• Problem
Without skipping anything, write out each record below exactly.

begin Data supplied

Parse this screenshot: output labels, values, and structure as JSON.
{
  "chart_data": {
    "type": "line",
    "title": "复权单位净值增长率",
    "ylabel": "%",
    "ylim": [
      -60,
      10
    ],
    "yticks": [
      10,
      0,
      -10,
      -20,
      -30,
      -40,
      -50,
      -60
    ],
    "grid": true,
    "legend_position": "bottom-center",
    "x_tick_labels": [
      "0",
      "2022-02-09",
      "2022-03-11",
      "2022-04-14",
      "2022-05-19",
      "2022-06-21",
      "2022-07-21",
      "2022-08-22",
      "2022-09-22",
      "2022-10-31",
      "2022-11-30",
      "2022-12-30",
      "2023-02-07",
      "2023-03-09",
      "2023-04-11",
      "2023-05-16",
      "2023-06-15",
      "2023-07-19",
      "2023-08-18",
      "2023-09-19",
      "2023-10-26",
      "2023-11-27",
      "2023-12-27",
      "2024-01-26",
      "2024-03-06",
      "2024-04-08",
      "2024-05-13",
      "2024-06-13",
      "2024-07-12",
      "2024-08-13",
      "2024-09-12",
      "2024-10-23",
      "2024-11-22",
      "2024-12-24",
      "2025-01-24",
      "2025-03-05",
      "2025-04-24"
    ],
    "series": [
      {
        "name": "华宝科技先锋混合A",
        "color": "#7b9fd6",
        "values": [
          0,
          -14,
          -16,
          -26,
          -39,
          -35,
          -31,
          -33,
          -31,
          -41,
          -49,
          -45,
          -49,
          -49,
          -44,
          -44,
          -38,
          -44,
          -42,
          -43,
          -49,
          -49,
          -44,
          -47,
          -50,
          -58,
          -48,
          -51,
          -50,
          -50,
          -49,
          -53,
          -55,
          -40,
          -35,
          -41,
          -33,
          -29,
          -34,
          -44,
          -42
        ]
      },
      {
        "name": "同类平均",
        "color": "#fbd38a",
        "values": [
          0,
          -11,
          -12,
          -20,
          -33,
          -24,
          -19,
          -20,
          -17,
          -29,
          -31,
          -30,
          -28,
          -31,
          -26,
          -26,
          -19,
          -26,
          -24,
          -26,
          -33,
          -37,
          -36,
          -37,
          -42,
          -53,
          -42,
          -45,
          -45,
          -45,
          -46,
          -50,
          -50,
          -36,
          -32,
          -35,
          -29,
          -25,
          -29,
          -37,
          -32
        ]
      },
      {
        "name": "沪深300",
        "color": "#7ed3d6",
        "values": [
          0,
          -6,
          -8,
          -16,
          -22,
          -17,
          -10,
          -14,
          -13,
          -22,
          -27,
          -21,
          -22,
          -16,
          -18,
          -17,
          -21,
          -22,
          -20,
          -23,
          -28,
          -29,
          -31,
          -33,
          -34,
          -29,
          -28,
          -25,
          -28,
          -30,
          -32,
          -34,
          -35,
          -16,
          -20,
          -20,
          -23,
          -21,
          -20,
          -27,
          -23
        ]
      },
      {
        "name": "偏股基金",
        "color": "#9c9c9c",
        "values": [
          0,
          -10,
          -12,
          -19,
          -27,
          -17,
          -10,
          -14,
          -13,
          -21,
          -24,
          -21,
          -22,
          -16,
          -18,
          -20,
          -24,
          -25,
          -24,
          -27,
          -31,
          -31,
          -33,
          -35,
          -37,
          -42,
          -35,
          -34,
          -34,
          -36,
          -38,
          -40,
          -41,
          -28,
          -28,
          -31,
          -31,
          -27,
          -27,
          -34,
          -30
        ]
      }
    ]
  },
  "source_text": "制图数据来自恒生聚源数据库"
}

end Data supplied

• Task answer
Parse this screenshot: output labels, values, and structure as JSON.
{
  "chart_data": {
    "type": "line",
    "title": "复权单位净值增长率",
    "ylabel": "%",
    "ylim": [
      -60,
      10
    ],
    "yticks": [
      10,
      0,
      -10,
      -20,
      -30,
      -40,
      -50,
      -60
    ],
    "grid": true,
    "legend_position": "bottom-center",
    "x_tick_labels": [
      "0",
      "2022-02-09",
      "2022-03-11",
      "2022-04-14",
      "2022-05-19",
      "2022-06-21",
      "2022-07-21",
      "2022-08-22",
      "2022-09-22",
      "2022-10-31",
      "2022-11-30",
      "2022-12-30",
      "2023-02-07",
      "2023-03-09",
      "2023-04-11",
      "2023-05-16",
      "2023-06-15",
      "2023-07-19",
      "2023-08-18",
      "2023-09-19",
      "2023-10-26",
      "2023-11-27",
      "2023-12-27",
      "2024-01-26",
      "2024-03-06",
      "2024-04-08",
      "2024-05-13",
      "2024-06-13",
      "2024-07-12",
      "2024-08-13",
      "2024-09-12",
      "2024-10-23",
      "2024-11-22",
      "2024-12-24",
      "2025-01-24",
      "2025-03-05",
      "2025-04-24"
    ],
    "series": [
      {
        "name": "华宝科技先锋混合A",
        "color": "#7b9fd6",
        "values": [
          0,
          -14,
          -16,
          -26,
          -39,
          -35,
          -31,
          -33,
          -31,
          -41,
          -49,
          -45,
          -49,
          -49,
          -44,
          -44,
          -38,
          -44,
          -42,
          -43,
          -49,
          -49,
          -44,
          -47,
          -50,
          -58,
          -48,
          -51,
          -50,
          -50,
          -49,
          -53,
          -55,
          -40,
          -35,
          -41,
          -33,
          -29,
          -34,
          -44,
          -42
        ]
      },
      {
        "name": "同类平均",
        "color": "#fbd38a",
        "values": [
          0,
          -11,
          -12,
          -20,
          -33,
          -24,
          -19,
          -20,
          -17,
          -29,
          -31,
          -30,
          -28,
          -31,
          -26,
          -26,
          -19,
          -26,
          -24,
          -26,
          -33,
          -37,
          -36,
          -37,
          -42,
          -53,
          -42,
          -45,
          -45,
          -45,
          -46,
          -50,
          -50,
          -36,
          -32,
          -35,
          -29,
          -25,
          -29,
          -37,
          -32
        ]
      },
      {
        "name": "沪深300",
        "color": "#7ed3d6",
        "values": [
          0,
          -6,
          -8,
          -16,
          -22,
          -17,
          -10,
          -14,
          -13,
          -22,
          -27,
          -21,
          -22,
          -16,
          -18,
          -17,
          -21,
          -22,
          -20,
          -23,
          -28,
          -29,
          -31,
          -33,
          -34,
          -29,
          -28,
          -25,
          -28,
          -30,
          -32,
          -34,
          -35,
          -16,
          -20,
          -20,
          -23,
          -21,
          -20,
          -27,
          -23
        ]
      },
      {
        "name": "偏股基金",
        "color": "#9c9c9c",
        "values": [
          0,
          -10,
          -12,
          -19,
          -27,
          -17,
          -10,
          -14,
          -13,
          -21,
          -24,
          -21,
          -22,
          -16,
          -18,
          -20,
          -24,
          -25,
          -24,
          -27,
          -31,
          -31,
          -33,
          -35,
          -37,
          -42,
          -35,
          -34,
          -34,
          -36,
          -38,
          -40,
          -41,
          -28,
          -28,
          -31,
          -31,
          -27,
          -27,
          -34,
          -30
        ]
      }
    ]
  },
  "source_text": "制图数据来自恒生聚源数据库"
}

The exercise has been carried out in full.